## [Given entries]
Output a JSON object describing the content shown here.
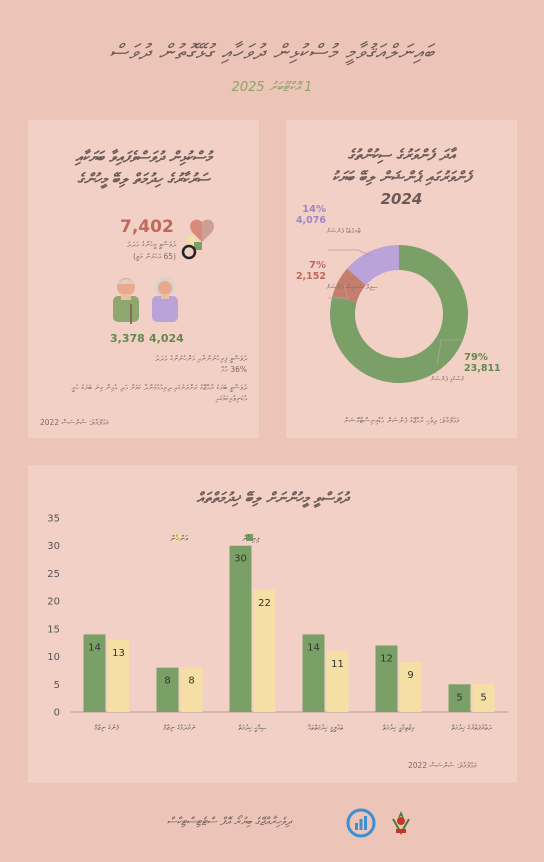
{
  "header": {
    "title": "ބައިނަލްއަޤުވާމީ މުސްކުޅިން ދުވަހާއި ގުޅޭގޮތުން ދުވަސް",
    "date": "1 އޮކްޓޫބަރު 2025"
  },
  "elderly_panel": {
    "title_line1": "މުސްކުޅިން ދުވަސްވެފައިވާ ބަޔަކާއި",
    "title_line2": "ސަރުކާރުގެ ހިދުމަތް ލިބޭ މީހުންގެ",
    "total": "7,402",
    "total_caption": "ދުވަސްވީ މީހުންގެ ޢަދަދު",
    "total_sub": "(65 އަހަރުން މަތީ)",
    "male_value": "3,378",
    "female_value": "4,024",
    "note1": "ދުވަސްވީ ފިރިހެނުންނާއި އަންހެނުންގެ ޢަދަދު",
    "note_pct": "36% އެއް",
    "note2": "ދުވަސްވީ ބަޔަކު ރާއްޖޭގެ ރަށްރަށުގައި ދިރިއުޅެމުންދާ ކަމަށް އަދި އެއިން ގިނަ ބަޔަކު ހުރީ އެކަނިވެރިކަމުގައި",
    "source": "މަޢުލޫމާތު: ސެންސަސް 2022"
  },
  "donut_panel": {
    "title_line1": "އާދަ ފެންވަރުގެ ސިކުންތުގެ",
    "title_line2": "ފެންވަރުގައި ޕެންޝަން ލިބޭ ބަޔަކު",
    "title_year": "2024",
    "source": "މަޢުލޫމާތު: ދިވެހި ރާއްޖޭގެ ޕެންޝަން އެޑްމިނިސްޓްރޭޝަން"
  },
  "bar_panel": {
    "title": "ދުވަސްވީ މީހުންނަށް ލިބޭ ޚިދުމަތްތައް",
    "source": "މަޢުލޫމާތު: ސެންސަސް 2022"
  },
  "footer": {
    "org": "ދިވެހިރާއްޖޭގެ ބިޔުރޯ އޮފް ސްޓެޓިސްޓިކްސް"
  },
  "colors": {
    "background": "#ecc5b8",
    "panel": "#f3d0c6",
    "green": "#7ba067",
    "beige": "#f6dfa4",
    "red": "#c57d6e",
    "purple": "#b9a3d8",
    "title": "#6b5a55"
  },
  "chart_data": [
    {
      "type": "pie",
      "title": "",
      "slices": [
        {
          "name": "މުސްކުޅި ޕެންޝަން",
          "value": 23811,
          "pct": "79%",
          "label": "23,811",
          "color": "#7ba067"
        },
        {
          "name": "ސިވިލް ސަރވިސް ޕެންޝަން",
          "value": 2152,
          "pct": "7%",
          "label": "2,152",
          "color": "#c57d6e"
        },
        {
          "name": "ޓާރގެޓެޑް ޕެންޝަން",
          "value": 4076,
          "pct": "14%",
          "label": "4,076",
          "color": "#b9a3d8"
        }
      ],
      "donut": true
    },
    {
      "type": "bar",
      "title": "",
      "categories": [
        "ފެނުގެ ނިޒާމް",
        "ނަރުދަމާގެ ނިޒާމް",
        "ޞިއްޙީ ޚިދުމަތް",
        "ތަޢުލީމީ ޚިދުމަތްތައް",
        "އިޖުތިމާޢީ ޚިދުމަތް",
        "ދަތުރުފަތުރުގެ ޚިދުމަތް"
      ],
      "series": [
        {
          "name": "ފިރިހެން",
          "values": [
            14,
            8,
            30,
            14,
            12,
            5
          ],
          "color": "#7ba067"
        },
        {
          "name": "އަންހެން",
          "values": [
            13,
            8,
            22,
            11,
            9,
            5
          ],
          "color": "#f6dfa4"
        }
      ],
      "ylim": [
        0,
        35
      ],
      "yticks": [
        0,
        5,
        10,
        15,
        20,
        25,
        30,
        35
      ],
      "grid": false,
      "legend": "top-left"
    }
  ]
}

## [Written exercise]
Retype each entry precisely. Skip images entirely.

## [Full answer]
Output a JSON object describing the content shown here.
{
  "header": {
    "title": "ބައިނަލްއަޤުވާމީ މުސްކުޅިން ދުވަހާއި ގުޅޭގޮތުން ދުވަސް",
    "date": "1 އޮކްޓޫބަރު 2025"
  },
  "elderly_panel": {
    "title_line1": "މުސްކުޅިން ދުވަސްވެފައިވާ ބަޔަކާއި",
    "title_line2": "ސަރުކާރުގެ ހިދުމަތް ލިބޭ މީހުންގެ",
    "total": "7,402",
    "total_caption": "ދުވަސްވީ މީހުންގެ ޢަދަދު",
    "total_sub": "(65 އަހަރުން މަތީ)",
    "male_value": "3,378",
    "female_value": "4,024",
    "note1": "ދުވަސްވީ ފިރިހެނުންނާއި އަންހެނުންގެ ޢަދަދު",
    "note_pct": "36% އެއް",
    "note2": "ދުވަސްވީ ބަޔަކު ރާއްޖޭގެ ރަށްރަށުގައި ދިރިއުޅެމުންދާ ކަމަށް އަދި އެއިން ގިނަ ބަޔަކު ހުރީ އެކަނިވެރިކަމުގައި",
    "source": "މަޢުލޫމާތު: ސެންސަސް 2022"
  },
  "donut_panel": {
    "title_line1": "އާދަ ފެންވަރުގެ ސިކުންތުގެ",
    "title_line2": "ފެންވަރުގައި ޕެންޝަން ލިބޭ ބަޔަކު",
    "title_year": "2024",
    "source": "މަޢުލޫމާތު: ދިވެހި ރާއްޖޭގެ ޕެންޝަން އެޑްމިނިސްޓްރޭޝަން"
  },
  "bar_panel": {
    "title": "ދުވަސްވީ މީހުންނަށް ލިބޭ ޚިދުމަތްތައް",
    "source": "މަޢުލޫމާތު: ސެންސަސް 2022"
  },
  "footer": {
    "org": "ދިވެހިރާއްޖޭގެ ބިޔުރޯ އޮފް ސްޓެޓިސްޓިކްސް"
  },
  "colors": {
    "background": "#ecc5b8",
    "panel": "#f3d0c6",
    "green": "#7ba067",
    "beige": "#f6dfa4",
    "red": "#c57d6e",
    "purple": "#b9a3d8",
    "title": "#6b5a55"
  },
  "chart_data": [
    {
      "type": "pie",
      "title": "",
      "slices": [
        {
          "name": "މުސްކުޅި ޕެންޝަން",
          "value": 23811,
          "pct": "79%",
          "label": "23,811",
          "color": "#7ba067"
        },
        {
          "name": "ސިވިލް ސަރވިސް ޕެންޝަން",
          "value": 2152,
          "pct": "7%",
          "label": "2,152",
          "color": "#c57d6e"
        },
        {
          "name": "ޓާރގެޓެޑް ޕެންޝަން",
          "value": 4076,
          "pct": "14%",
          "label": "4,076",
          "color": "#b9a3d8"
        }
      ],
      "donut": true
    },
    {
      "type": "bar",
      "title": "",
      "categories": [
        "ފެނުގެ ނިޒާމް",
        "ނަރުދަމާގެ ނިޒާމް",
        "ޞިއްޙީ ޚިދުމަތް",
        "ތަޢުލީމީ ޚިދުމަތްތައް",
        "އިޖުތިމާޢީ ޚިދުމަތް",
        "ދަތުރުފަތުރުގެ ޚިދުމަތް"
      ],
      "series": [
        {
          "name": "ފިރިހެން",
          "values": [
            14,
            8,
            30,
            14,
            12,
            5
          ],
          "color": "#7ba067"
        },
        {
          "name": "އަންހެން",
          "values": [
            13,
            8,
            22,
            11,
            9,
            5
          ],
          "color": "#f6dfa4"
        }
      ],
      "ylim": [
        0,
        35
      ],
      "yticks": [
        0,
        5,
        10,
        15,
        20,
        25,
        30,
        35
      ],
      "grid": false,
      "legend": "top-left"
    }
  ]
}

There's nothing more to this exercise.